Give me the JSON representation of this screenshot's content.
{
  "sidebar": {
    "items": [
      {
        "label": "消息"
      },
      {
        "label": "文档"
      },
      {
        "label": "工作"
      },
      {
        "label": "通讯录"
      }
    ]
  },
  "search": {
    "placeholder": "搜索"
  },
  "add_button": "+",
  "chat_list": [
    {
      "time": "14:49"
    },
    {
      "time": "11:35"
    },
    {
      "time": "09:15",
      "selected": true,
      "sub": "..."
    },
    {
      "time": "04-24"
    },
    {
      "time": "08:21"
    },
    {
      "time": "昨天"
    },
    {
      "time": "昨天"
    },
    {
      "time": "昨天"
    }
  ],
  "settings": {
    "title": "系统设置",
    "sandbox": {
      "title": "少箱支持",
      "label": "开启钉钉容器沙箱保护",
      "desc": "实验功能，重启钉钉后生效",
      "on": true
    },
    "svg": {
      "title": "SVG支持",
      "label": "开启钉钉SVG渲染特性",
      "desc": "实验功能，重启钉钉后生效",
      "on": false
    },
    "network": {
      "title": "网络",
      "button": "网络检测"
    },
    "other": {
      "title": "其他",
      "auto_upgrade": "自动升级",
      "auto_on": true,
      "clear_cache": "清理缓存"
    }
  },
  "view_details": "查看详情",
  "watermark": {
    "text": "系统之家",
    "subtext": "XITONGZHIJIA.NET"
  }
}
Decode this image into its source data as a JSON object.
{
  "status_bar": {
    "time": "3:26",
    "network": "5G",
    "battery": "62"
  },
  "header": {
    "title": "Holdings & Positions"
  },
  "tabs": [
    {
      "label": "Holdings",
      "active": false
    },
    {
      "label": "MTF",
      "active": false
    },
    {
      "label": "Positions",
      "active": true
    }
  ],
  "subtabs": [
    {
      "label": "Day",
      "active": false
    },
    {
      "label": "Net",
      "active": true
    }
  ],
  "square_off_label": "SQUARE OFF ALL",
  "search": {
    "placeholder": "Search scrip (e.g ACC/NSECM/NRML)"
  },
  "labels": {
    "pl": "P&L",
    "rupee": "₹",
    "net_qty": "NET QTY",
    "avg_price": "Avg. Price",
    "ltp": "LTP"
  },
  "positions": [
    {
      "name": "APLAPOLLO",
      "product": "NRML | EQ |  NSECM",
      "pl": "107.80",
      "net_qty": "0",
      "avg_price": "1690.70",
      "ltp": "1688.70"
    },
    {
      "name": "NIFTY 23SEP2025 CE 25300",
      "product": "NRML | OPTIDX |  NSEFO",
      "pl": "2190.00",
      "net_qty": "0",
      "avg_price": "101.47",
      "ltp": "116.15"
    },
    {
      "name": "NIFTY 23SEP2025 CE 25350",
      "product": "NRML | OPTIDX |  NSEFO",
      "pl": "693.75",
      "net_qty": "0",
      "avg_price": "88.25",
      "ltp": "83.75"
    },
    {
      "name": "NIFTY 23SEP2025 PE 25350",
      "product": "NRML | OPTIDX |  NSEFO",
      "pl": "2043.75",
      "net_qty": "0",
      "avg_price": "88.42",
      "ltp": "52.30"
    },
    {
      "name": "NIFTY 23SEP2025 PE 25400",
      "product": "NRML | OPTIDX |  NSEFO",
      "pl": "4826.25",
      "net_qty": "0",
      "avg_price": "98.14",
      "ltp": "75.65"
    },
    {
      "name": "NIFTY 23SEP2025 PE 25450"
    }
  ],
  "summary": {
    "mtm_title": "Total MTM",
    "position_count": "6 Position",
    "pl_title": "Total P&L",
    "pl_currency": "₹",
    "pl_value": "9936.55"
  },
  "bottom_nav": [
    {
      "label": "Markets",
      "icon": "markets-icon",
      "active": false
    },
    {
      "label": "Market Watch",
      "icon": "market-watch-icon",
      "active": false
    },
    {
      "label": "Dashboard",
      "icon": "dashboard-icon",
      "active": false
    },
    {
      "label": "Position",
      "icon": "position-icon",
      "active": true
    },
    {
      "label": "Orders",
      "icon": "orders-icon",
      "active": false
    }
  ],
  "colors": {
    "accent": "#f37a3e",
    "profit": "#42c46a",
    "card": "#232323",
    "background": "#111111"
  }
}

# # # # # # #

INSTRUCTIONS FOR THE TASK: All lines that include "placeholder" are to be gathered and copied.

RESPONSE TO THIS TASK:
    "placeholder": "搜索"
    "placeholder": "Search scrip (e.g ACC/NSECM/NRML)"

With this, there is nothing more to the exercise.